■ Data rows
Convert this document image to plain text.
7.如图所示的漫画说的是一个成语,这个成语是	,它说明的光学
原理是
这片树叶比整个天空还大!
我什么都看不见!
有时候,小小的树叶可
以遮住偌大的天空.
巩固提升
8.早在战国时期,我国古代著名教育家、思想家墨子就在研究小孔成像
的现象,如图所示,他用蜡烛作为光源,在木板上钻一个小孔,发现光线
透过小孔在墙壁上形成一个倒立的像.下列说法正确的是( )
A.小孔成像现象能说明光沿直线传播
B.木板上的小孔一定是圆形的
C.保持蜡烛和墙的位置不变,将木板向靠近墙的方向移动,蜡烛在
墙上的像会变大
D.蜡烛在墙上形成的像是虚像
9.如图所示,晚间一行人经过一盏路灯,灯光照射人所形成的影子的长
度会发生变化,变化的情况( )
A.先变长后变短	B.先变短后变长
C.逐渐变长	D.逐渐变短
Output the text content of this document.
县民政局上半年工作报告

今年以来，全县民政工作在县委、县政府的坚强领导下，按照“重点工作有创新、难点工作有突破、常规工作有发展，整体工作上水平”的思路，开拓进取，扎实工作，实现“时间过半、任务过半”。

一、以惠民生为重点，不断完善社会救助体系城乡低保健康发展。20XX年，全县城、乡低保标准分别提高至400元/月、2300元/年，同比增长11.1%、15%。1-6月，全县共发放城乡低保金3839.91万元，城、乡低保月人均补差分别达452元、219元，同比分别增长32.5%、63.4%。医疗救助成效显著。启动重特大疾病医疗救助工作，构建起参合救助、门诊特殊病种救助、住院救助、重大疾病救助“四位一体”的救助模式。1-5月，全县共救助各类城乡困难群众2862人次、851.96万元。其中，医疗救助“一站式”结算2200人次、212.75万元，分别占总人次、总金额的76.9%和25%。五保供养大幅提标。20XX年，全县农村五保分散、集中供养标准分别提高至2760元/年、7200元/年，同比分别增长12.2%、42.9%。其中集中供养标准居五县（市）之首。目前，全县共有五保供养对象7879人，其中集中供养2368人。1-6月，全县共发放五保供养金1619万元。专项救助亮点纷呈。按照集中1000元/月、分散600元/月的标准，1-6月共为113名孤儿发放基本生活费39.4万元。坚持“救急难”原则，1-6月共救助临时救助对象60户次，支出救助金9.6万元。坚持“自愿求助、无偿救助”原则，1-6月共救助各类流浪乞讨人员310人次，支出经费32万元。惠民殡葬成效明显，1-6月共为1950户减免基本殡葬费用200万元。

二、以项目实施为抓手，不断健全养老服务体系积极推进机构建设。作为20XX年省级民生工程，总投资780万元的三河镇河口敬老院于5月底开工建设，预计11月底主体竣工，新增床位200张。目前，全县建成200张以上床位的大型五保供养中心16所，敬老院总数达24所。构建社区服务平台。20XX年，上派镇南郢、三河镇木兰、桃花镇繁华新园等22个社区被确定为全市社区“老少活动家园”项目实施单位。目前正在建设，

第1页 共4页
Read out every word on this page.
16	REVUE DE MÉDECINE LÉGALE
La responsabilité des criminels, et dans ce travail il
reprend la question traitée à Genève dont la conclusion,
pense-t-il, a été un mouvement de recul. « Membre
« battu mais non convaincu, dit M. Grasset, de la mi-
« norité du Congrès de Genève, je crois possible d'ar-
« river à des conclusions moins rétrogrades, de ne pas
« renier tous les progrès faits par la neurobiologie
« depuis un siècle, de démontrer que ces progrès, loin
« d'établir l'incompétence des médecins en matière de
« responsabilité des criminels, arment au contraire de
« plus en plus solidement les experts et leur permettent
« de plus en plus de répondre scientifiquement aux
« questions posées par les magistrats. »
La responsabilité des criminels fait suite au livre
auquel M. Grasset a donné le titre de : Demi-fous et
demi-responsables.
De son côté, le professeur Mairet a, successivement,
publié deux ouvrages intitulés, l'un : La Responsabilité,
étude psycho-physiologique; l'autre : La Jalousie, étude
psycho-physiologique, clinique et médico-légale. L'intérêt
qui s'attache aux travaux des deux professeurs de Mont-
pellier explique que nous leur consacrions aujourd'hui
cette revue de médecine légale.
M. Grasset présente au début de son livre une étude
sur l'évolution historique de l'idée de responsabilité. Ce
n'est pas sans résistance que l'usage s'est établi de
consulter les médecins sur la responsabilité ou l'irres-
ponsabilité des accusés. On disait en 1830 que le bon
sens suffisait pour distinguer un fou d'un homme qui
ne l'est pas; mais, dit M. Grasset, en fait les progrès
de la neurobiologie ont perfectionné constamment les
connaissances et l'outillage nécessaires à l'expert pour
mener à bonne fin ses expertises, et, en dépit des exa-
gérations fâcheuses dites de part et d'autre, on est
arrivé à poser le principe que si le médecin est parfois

■ The exercise
Restate the whole listing exactly, leaving out nothing.

■ Solution for this problem
Convert this document image to plain text.
7.如图所示的漫画说的是一个成语,这个成语是	,它说明的光学
原理是
这片树叶比整个天空还大!
我什么都看不见!
有时候,小小的树叶可
以遮住偌大的天空.
巩固提升
8.早在战国时期,我国古代著名教育家、思想家墨子就在研究小孔成像
的现象,如图所示,他用蜡烛作为光源,在木板上钻一个小孔,发现光线
透过小孔在墙壁上形成一个倒立的像.下列说法正确的是( )
A.小孔成像现象能说明光沿直线传播
B.木板上的小孔一定是圆形的
C.保持蜡烛和墙的位置不变,将木板向靠近墙的方向移动,蜡烛在
墙上的像会变大
D.蜡烛在墙上形成的像是虚像
9.如图所示,晚间一行人经过一盏路灯,灯光照射人所形成的影子的长
度会发生变化,变化的情况( )
A.先变长后变短	B.先变短后变长
C.逐渐变长	D.逐渐变短
Output the text content of this document.
县民政局上半年工作报告

今年以来，全县民政工作在县委、县政府的坚强领导下，按照“重点工作有创新、难点工作有突破、常规工作有发展，整体工作上水平”的思路，开拓进取，扎实工作，实现“时间过半、任务过半”。

一、以惠民生为重点，不断完善社会救助体系城乡低保健康发展。20XX年，全县城、乡低保标准分别提高至400元/月、2300元/年，同比增长11.1%、15%。1-6月，全县共发放城乡低保金3839.91万元，城、乡低保月人均补差分别达452元、219元，同比分别增长32.5%、63.4%。医疗救助成效显著。启动重特大疾病医疗救助工作，构建起参合救助、门诊特殊病种救助、住院救助、重大疾病救助“四位一体”的救助模式。1-5月，全县共救助各类城乡困难群众2862人次、851.96万元。其中，医疗救助“一站式”结算2200人次、212.75万元，分别占总人次、总金额的76.9%和25%。五保供养大幅提标。20XX年，全县农村五保分散、集中供养标准分别提高至2760元/年、7200元/年，同比分别增长12.2%、42.9%。其中集中供养标准居五县（市）之首。目前，全县共有五保供养对象7879人，其中集中供养2368人。1-6月，全县共发放五保供养金1619万元。专项救助亮点纷呈。按照集中1000元/月、分散600元/月的标准，1-6月共为113名孤儿发放基本生活费39.4万元。坚持“救急难”原则，1-6月共救助临时救助对象60户次，支出救助金9.6万元。坚持“自愿求助、无偿救助”原则，1-6月共救助各类流浪乞讨人员310人次，支出经费32万元。惠民殡葬成效明显，1-6月共为1950户减免基本殡葬费用200万元。

二、以项目实施为抓手，不断健全养老服务体系积极推进机构建设。作为20XX年省级民生工程，总投资780万元的三河镇河口敬老院于5月底开工建设，预计11月底主体竣工，新增床位200张。目前，全县建成200张以上床位的大型五保供养中心16所，敬老院总数达24所。构建社区服务平台。20XX年，上派镇南郢、三河镇木兰、桃花镇繁华新园等22个社区被确定为全市社区“老少活动家园”项目实施单位。目前正在建设，

第1页 共4页
Read out every word on this page.
16	REVUE DE MÉDECINE LÉGALE
La responsabilité des criminels, et dans ce travail il
reprend la question traitée à Genève dont la conclusion,
pense-t-il, a été un mouvement de recul. « Membre
« battu mais non convaincu, dit M. Grasset, de la mi-
« norité du Congrès de Genève, je crois possible d'ar-
« river à des conclusions moins rétrogrades, de ne pas
« renier tous les progrès faits par la neurobiologie
« depuis un siècle, de démontrer que ces progrès, loin
« d'établir l'incompétence des médecins en matière de
« responsabilité des criminels, arment au contraire de
« plus en plus solidement les experts et leur permettent
« de plus en plus de répondre scientifiquement aux
« questions posées par les magistrats. »
La responsabilité des criminels fait suite au livre
auquel M. Grasset a donné le titre de : Demi-fous et
demi-responsables.
De son côté, le professeur Mairet a, successivement,
publié deux ouvrages intitulés, l'un : La Responsabilité,
étude psycho-physiologique; l'autre : La Jalousie, étude
psycho-physiologique, clinique et médico-légale. L'intérêt
qui s'attache aux travaux des deux professeurs de Mont-
pellier explique que nous leur consacrions aujourd'hui
cette revue de médecine légale.
M. Grasset présente au début de son livre une étude
sur l'évolution historique de l'idée de responsabilité. Ce
n'est pas sans résistance que l'usage s'est établi de
consulter les médecins sur la responsabilité ou l'irres-
ponsabilité des accusés. On disait en 1830 que le bon
sens suffisait pour distinguer un fou d'un homme qui
ne l'est pas; mais, dit M. Grasset, en fait les progrès
de la neurobiologie ont perfectionné constamment les
connaissances et l'outillage nécessaires à l'expert pour
mener à bonne fin ses expertises, et, en dépit des exa-
gérations fâcheuses dites de part et d'autre, on est
arrivé à poser le principe que si le médecin est parfois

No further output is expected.